Available data:
━━━━
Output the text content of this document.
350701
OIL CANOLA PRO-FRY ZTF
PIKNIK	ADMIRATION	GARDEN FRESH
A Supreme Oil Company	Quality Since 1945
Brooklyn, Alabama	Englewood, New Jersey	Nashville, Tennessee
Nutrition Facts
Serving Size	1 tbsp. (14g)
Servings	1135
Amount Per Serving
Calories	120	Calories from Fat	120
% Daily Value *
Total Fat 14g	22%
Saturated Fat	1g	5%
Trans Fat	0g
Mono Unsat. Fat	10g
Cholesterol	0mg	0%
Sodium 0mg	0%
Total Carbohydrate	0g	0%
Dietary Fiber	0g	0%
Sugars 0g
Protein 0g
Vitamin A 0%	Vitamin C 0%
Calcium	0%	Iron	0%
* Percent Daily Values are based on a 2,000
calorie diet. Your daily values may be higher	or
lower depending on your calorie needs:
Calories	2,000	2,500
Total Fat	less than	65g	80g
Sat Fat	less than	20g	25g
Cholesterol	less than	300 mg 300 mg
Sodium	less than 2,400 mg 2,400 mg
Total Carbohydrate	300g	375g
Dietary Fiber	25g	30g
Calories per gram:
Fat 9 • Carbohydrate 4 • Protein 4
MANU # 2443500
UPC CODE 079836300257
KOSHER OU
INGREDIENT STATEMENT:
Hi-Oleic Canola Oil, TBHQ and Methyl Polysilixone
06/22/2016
━━━━
The response has to contain every record shown above, unaltered and complete.

Output the text content of this document.
350701
OIL CANOLA PRO-FRY ZTF
PIKNIK	ADMIRATION	GARDEN FRESH
A Supreme Oil Company	Quality Since 1945
Brooklyn, Alabama	Englewood, New Jersey	Nashville, Tennessee
Nutrition Facts
Serving Size	1 tbsp. (14g)
Servings	1135
Amount Per Serving
Calories	120	Calories from Fat	120
% Daily Value *
Total Fat 14g	22%
Saturated Fat	1g	5%
Trans Fat	0g
Mono Unsat. Fat	10g
Cholesterol	0mg	0%
Sodium 0mg	0%
Total Carbohydrate	0g	0%
Dietary Fiber	0g	0%
Sugars 0g
Protein 0g
Vitamin A 0%	Vitamin C 0%
Calcium	0%	Iron	0%
* Percent Daily Values are based on a 2,000
calorie diet. Your daily values may be higher	or
lower depending on your calorie needs:
Calories	2,000	2,500
Total Fat	less than	65g	80g
Sat Fat	less than	20g	25g
Cholesterol	less than	300 mg 300 mg
Sodium	less than 2,400 mg 2,400 mg
Total Carbohydrate	300g	375g
Dietary Fiber	25g	30g
Calories per gram:
Fat 9 • Carbohydrate 4 • Protein 4
MANU # 2443500
UPC CODE 079836300257
KOSHER OU
INGREDIENT STATEMENT:
Hi-Oleic Canola Oil, TBHQ and Methyl Polysilixone
06/22/2016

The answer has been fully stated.